> [Figure contents as structured data]:

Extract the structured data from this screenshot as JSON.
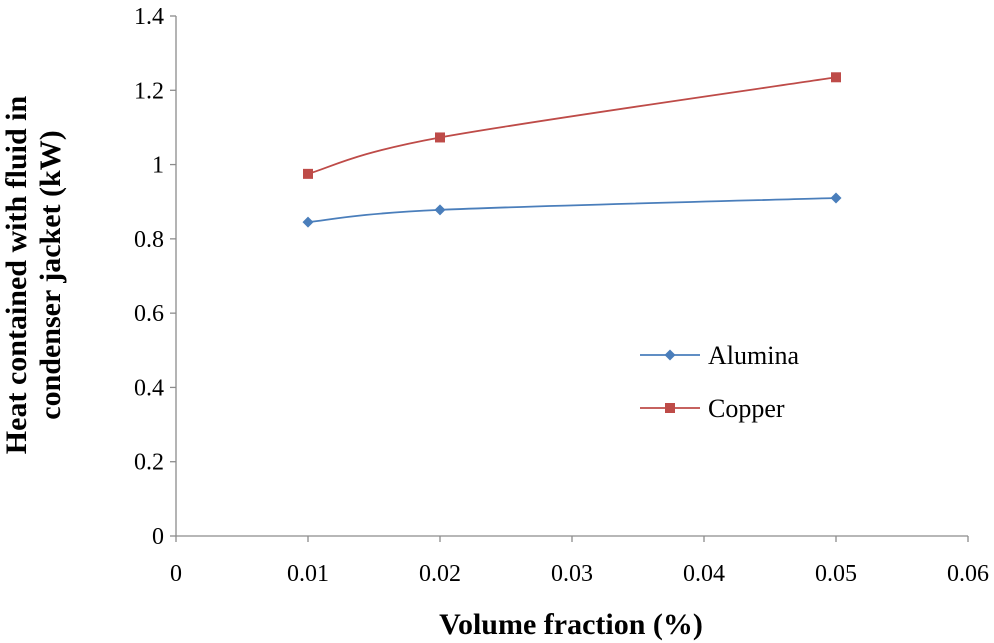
{
  "chart_data": {
    "type": "line",
    "xlabel": "Volume fraction (%)",
    "ylabel": "Heat contained with fluid in condenser jacket (kW)",
    "ylabel_lines": [
      "Heat contained with fluid in",
      "condenser jacket (kW)"
    ],
    "xlim": [
      0,
      0.06
    ],
    "ylim": [
      0,
      1.4
    ],
    "x_ticks": [
      "0",
      "0.01",
      "0.02",
      "0.03",
      "0.04",
      "0.05",
      "0.06"
    ],
    "y_ticks": [
      "0",
      "0.2",
      "0.4",
      "0.6",
      "0.8",
      "1",
      "1.2",
      "1.4"
    ],
    "grid": false,
    "legend_position": "right-middle",
    "series": [
      {
        "name": "Alumina",
        "color": "#4a7ebb",
        "marker": "diamond",
        "x": [
          0.01,
          0.02,
          0.05
        ],
        "y": [
          0.845,
          0.878,
          0.91
        ]
      },
      {
        "name": "Copper",
        "color": "#be4b48",
        "marker": "square",
        "x": [
          0.01,
          0.02,
          0.05
        ],
        "y": [
          0.975,
          1.073,
          1.235
        ]
      }
    ]
  }
}
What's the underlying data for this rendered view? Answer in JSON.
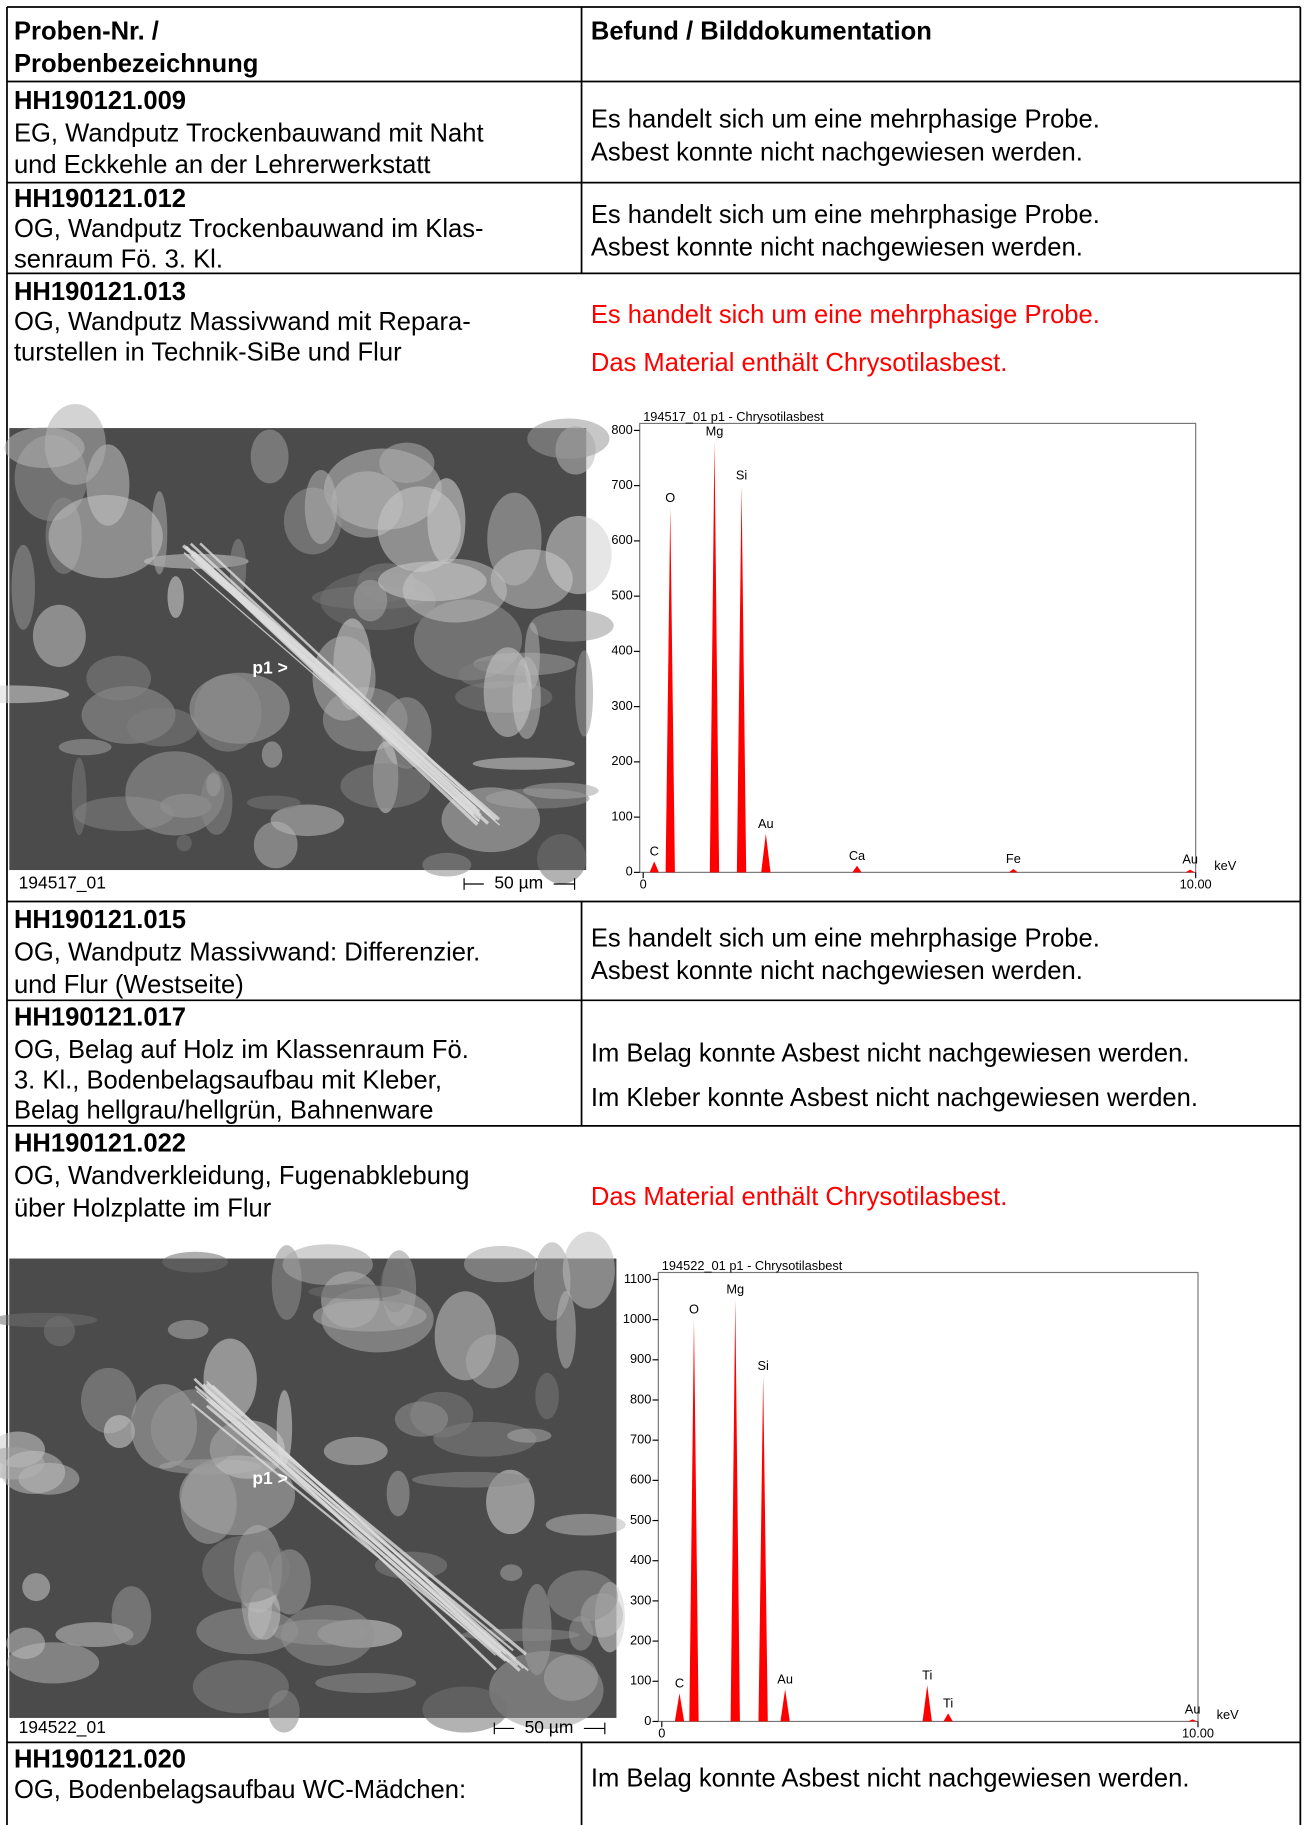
{
  "header": {
    "sample": [
      "Proben-Nr. /",
      "Probenbezeichnung"
    ],
    "finding": "Befund / Bilddokumentation"
  },
  "rows": [
    {
      "id": "HH190121.009",
      "description": [
        "EG, Wandputz Trockenbauwand mit Naht",
        "und Eckkehle an der Lehrerwerkstatt"
      ],
      "findings": [
        "Es handelt sich um eine mehrphasige Probe.",
        "Asbest konnte nicht nachgewiesen werden."
      ]
    },
    {
      "id": "HH190121.012",
      "description": [
        "OG, Wandputz Trockenbauwand im Klas-",
        "senraum Fö. 3. Kl."
      ],
      "findings": [
        "Es handelt sich um eine mehrphasige Probe.",
        "Asbest konnte nicht nachgewiesen werden."
      ]
    },
    {
      "id": "HH190121.013",
      "description": [
        "OG, Wandputz Massivwand mit Repara-",
        "turstellen in Technik-SiBe und Flur"
      ],
      "findings": [
        "Es handelt sich um eine mehrphasige Probe.",
        "Das Material enthält Chrysotilasbest."
      ],
      "findings_color": "#ff0000",
      "sem": {
        "label": "194517_01",
        "scale": "50 µm",
        "point": "p1 >"
      },
      "spectrum": {
        "title": "194517_01 p1 - Chrysotilasbest",
        "color": "#ff0000",
        "ylim": [
          0,
          800
        ],
        "yticks": [
          0,
          100,
          200,
          300,
          400,
          500,
          600,
          700,
          800
        ],
        "xlim": [
          0,
          10
        ],
        "xticks": [
          0,
          {
            "value": 10,
            "label": "10.00"
          }
        ],
        "unit": "keV",
        "peaks": [
          {
            "label": "C",
            "x": 0.2,
            "y": 20
          },
          {
            "label": "O",
            "x": 0.49,
            "y": 660
          },
          {
            "label": "Mg",
            "x": 1.29,
            "y": 780
          },
          {
            "label": "Si",
            "x": 1.78,
            "y": 700
          },
          {
            "label": "Au",
            "x": 2.22,
            "y": 70
          },
          {
            "label": "Ca",
            "x": 3.87,
            "y": 12
          },
          {
            "label": "Fe",
            "x": 6.7,
            "y": 6
          },
          {
            "label": "Au",
            "x": 9.9,
            "y": 5
          }
        ]
      }
    },
    {
      "id": "HH190121.015",
      "description": [
        "OG, Wandputz Massivwand: Differenzier.",
        "und Flur (Westseite)"
      ],
      "findings": [
        "Es handelt sich um eine mehrphasige Probe.",
        "Asbest konnte nicht nachgewiesen werden."
      ]
    },
    {
      "id": "HH190121.017",
      "description": [
        "OG, Belag auf Holz  im Klassenraum Fö.",
        "3. Kl., Bodenbelagsaufbau mit Kleber,",
        "Belag hellgrau/hellgrün, Bahnenware"
      ],
      "findings": [
        "Im Belag konnte Asbest nicht nachgewiesen werden.",
        "Im Kleber konnte Asbest nicht nachgewiesen werden."
      ]
    },
    {
      "id": "HH190121.022",
      "description": [
        "OG, Wandverkleidung, Fugenabklebung",
        "über Holzplatte im Flur"
      ],
      "findings": [
        "Das Material enthält Chrysotilasbest."
      ],
      "findings_color": "#ff0000",
      "sem": {
        "label": "194522_01",
        "scale": "50 µm",
        "point": "p1 >"
      },
      "spectrum": {
        "title": "194522_01 p1 - Chrysotilasbest",
        "color": "#ff0000",
        "ylim": [
          0,
          1100
        ],
        "yticks": [
          0,
          100,
          200,
          300,
          400,
          500,
          600,
          700,
          800,
          900,
          1000,
          1100
        ],
        "xlim": [
          0,
          10
        ],
        "xticks": [
          0,
          {
            "value": 10,
            "label": "10.00"
          }
        ],
        "unit": "keV",
        "peaks": [
          {
            "label": "C",
            "x": 0.33,
            "y": 70
          },
          {
            "label": "O",
            "x": 0.6,
            "y": 1000
          },
          {
            "label": "Mg",
            "x": 1.37,
            "y": 1050
          },
          {
            "label": "Si",
            "x": 1.89,
            "y": 860
          },
          {
            "label": "Au",
            "x": 2.3,
            "y": 80
          },
          {
            "label": "Ti",
            "x": 4.95,
            "y": 90
          },
          {
            "label": "Ti",
            "x": 5.34,
            "y": 20
          },
          {
            "label": "Au",
            "x": 9.9,
            "y": 5
          }
        ]
      }
    },
    {
      "id": "HH190121.020",
      "description": [
        "OG, Bodenbelagsaufbau WC-Mädchen:"
      ],
      "findings": [
        "Im Belag konnte Asbest nicht nachgewiesen werden."
      ]
    }
  ]
}
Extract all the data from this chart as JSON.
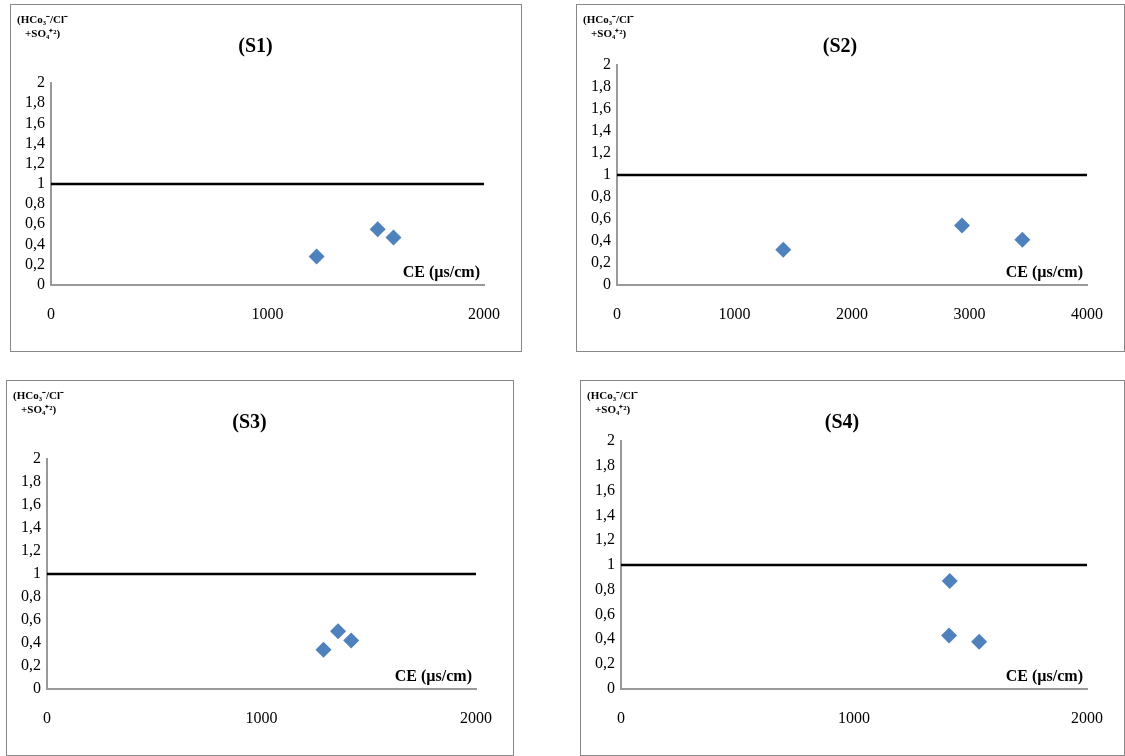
{
  "chart_data": [
    {
      "type": "scatter",
      "title": "(S1)",
      "xlabel": "CE (µs/cm)",
      "ylabel": "(HCo₃⁻/Cl⁻ +SO₄⁺²)",
      "x": [
        1227,
        1509,
        1582
      ],
      "series": [
        {
          "color": "#4f81bd",
          "values": [
            0.28,
            0.55,
            0.47
          ]
        }
      ],
      "xlim": [
        0,
        2000
      ],
      "xticks": [
        0,
        1000,
        2000
      ],
      "ylim": [
        0,
        2
      ],
      "yticks": [
        0,
        {
          "value": 0.2,
          "label": "0,2"
        },
        {
          "value": 0.4,
          "label": "0,4"
        },
        {
          "value": 0.6,
          "label": "0,6"
        },
        {
          "value": 0.8,
          "label": "0,8"
        },
        1,
        {
          "value": 1.2,
          "label": "1,2"
        },
        {
          "value": 1.4,
          "label": "1,4"
        },
        {
          "value": 1.6,
          "label": "1,6"
        },
        {
          "value": 1.8,
          "label": "1,8"
        },
        2
      ],
      "ref_lines": [
        {
          "axis": "y",
          "value": 1,
          "color": "#000000"
        }
      ],
      "grid": false,
      "legend": false,
      "marker": "diamond"
    },
    {
      "type": "scatter",
      "title": "(S2)",
      "xlabel": "CE (µs/cm)",
      "ylabel": "(HCo₃⁻/Cl⁻ +SO₄⁺²)",
      "x": [
        1415,
        2936,
        3450
      ],
      "series": [
        {
          "color": "#4f81bd",
          "values": [
            0.32,
            0.54,
            0.41
          ]
        }
      ],
      "xlim": [
        0,
        4000
      ],
      "xticks": [
        0,
        1000,
        2000,
        3000,
        4000
      ],
      "ylim": [
        0,
        2
      ],
      "yticks": [
        0,
        {
          "value": 0.2,
          "label": "0,2"
        },
        {
          "value": 0.4,
          "label": "0,4"
        },
        {
          "value": 0.6,
          "label": "0,6"
        },
        {
          "value": 0.8,
          "label": "0,8"
        },
        1,
        {
          "value": 1.2,
          "label": "1,2"
        },
        {
          "value": 1.4,
          "label": "1,4"
        },
        {
          "value": 1.6,
          "label": "1,6"
        },
        {
          "value": 1.8,
          "label": "1,8"
        },
        2
      ],
      "ref_lines": [
        {
          "axis": "y",
          "value": 1,
          "color": "#000000"
        }
      ],
      "grid": false,
      "legend": false,
      "marker": "diamond"
    },
    {
      "type": "scatter",
      "title": "(S3)",
      "xlabel": "CE (µs/cm)",
      "ylabel": "(HCo₃⁻/Cl⁻ +SO₄⁺²)",
      "x": [
        1289,
        1357,
        1418
      ],
      "series": [
        {
          "color": "#4f81bd",
          "values": [
            0.34,
            0.5,
            0.42
          ]
        }
      ],
      "xlim": [
        0,
        2000
      ],
      "xticks": [
        0,
        1000,
        2000
      ],
      "ylim": [
        0,
        2
      ],
      "yticks": [
        0,
        {
          "value": 0.2,
          "label": "0,2"
        },
        {
          "value": 0.4,
          "label": "0,4"
        },
        {
          "value": 0.6,
          "label": "0,6"
        },
        {
          "value": 0.8,
          "label": "0,8"
        },
        1,
        {
          "value": 1.2,
          "label": "1,2"
        },
        {
          "value": 1.4,
          "label": "1,4"
        },
        {
          "value": 1.6,
          "label": "1,6"
        },
        {
          "value": 1.8,
          "label": "1,8"
        },
        2
      ],
      "ref_lines": [
        {
          "axis": "y",
          "value": 1,
          "color": "#000000"
        }
      ],
      "grid": false,
      "legend": false,
      "marker": "diamond"
    },
    {
      "type": "scatter",
      "title": "(S4)",
      "xlabel": "CE (µs/cm)",
      "ylabel": "(HCo₃⁻/Cl⁻ +SO₄⁺²)",
      "x": [
        1411,
        1408,
        1537
      ],
      "series": [
        {
          "color": "#4f81bd",
          "values": [
            0.87,
            0.43,
            0.38
          ]
        }
      ],
      "xlim": [
        0,
        2000
      ],
      "xticks": [
        0,
        1000,
        2000
      ],
      "ylim": [
        0,
        2
      ],
      "yticks": [
        0,
        {
          "value": 0.2,
          "label": "0,2"
        },
        {
          "value": 0.4,
          "label": "0,4"
        },
        {
          "value": 0.6,
          "label": "0,6"
        },
        {
          "value": 0.8,
          "label": "0,8"
        },
        1,
        {
          "value": 1.2,
          "label": "1,2"
        },
        {
          "value": 1.4,
          "label": "1,4"
        },
        {
          "value": 1.6,
          "label": "1,6"
        },
        {
          "value": 1.8,
          "label": "1,8"
        },
        2
      ],
      "ref_lines": [
        {
          "axis": "y",
          "value": 1,
          "color": "#000000"
        }
      ],
      "grid": false,
      "legend": false,
      "marker": "diamond"
    }
  ]
}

> [Task]:
Select every line in the records above that contains the word "jacket".

> [Completed task]:
    "ylabel": "Heat contained with fluid in condenser jacket (kW)",
      "condenser jacket (kW)"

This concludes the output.